(Stored data)
══════════════════════════════

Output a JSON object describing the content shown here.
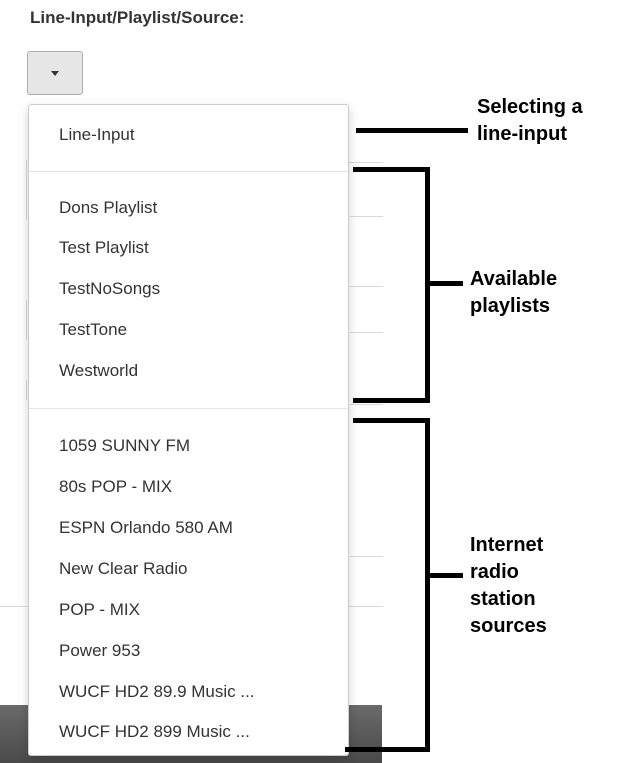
{
  "field": {
    "label": "Line-Input/Playlist/Source:"
  },
  "menu": {
    "line_input": [
      "Line-Input"
    ],
    "playlists": [
      "Dons Playlist",
      "Test Playlist",
      "TestNoSongs",
      "TestTone",
      "Westworld"
    ],
    "stations": [
      "1059 SUNNY FM",
      "80s POP - MIX",
      "ESPN Orlando 580 AM",
      "New Clear Radio",
      "POP - MIX",
      "Power 953",
      "WUCF HD2 89.9 Music ...",
      "WUCF HD2 899 Music ..."
    ]
  },
  "annotations": {
    "line_input": [
      "Selecting a",
      "line-input"
    ],
    "playlists": [
      "Available",
      "playlists"
    ],
    "stations": [
      "Internet",
      "radio",
      "station",
      "sources"
    ]
  }
}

══════════════════════════════

● **BRIEF**
Take the listing and print it again exactly, but without any pictures.

● **EXERCISE ANSWER**
Output a JSON object describing the content shown here.
{
  "field": {
    "label": "Line-Input/Playlist/Source:"
  },
  "menu": {
    "line_input": [
      "Line-Input"
    ],
    "playlists": [
      "Dons Playlist",
      "Test Playlist",
      "TestNoSongs",
      "TestTone",
      "Westworld"
    ],
    "stations": [
      "1059 SUNNY FM",
      "80s POP - MIX",
      "ESPN Orlando 580 AM",
      "New Clear Radio",
      "POP - MIX",
      "Power 953",
      "WUCF HD2 89.9 Music ...",
      "WUCF HD2 899 Music ..."
    ]
  },
  "annotations": {
    "line_input": [
      "Selecting a",
      "line-input"
    ],
    "playlists": [
      "Available",
      "playlists"
    ],
    "stations": [
      "Internet",
      "radio",
      "station",
      "sources"
    ]
  }
}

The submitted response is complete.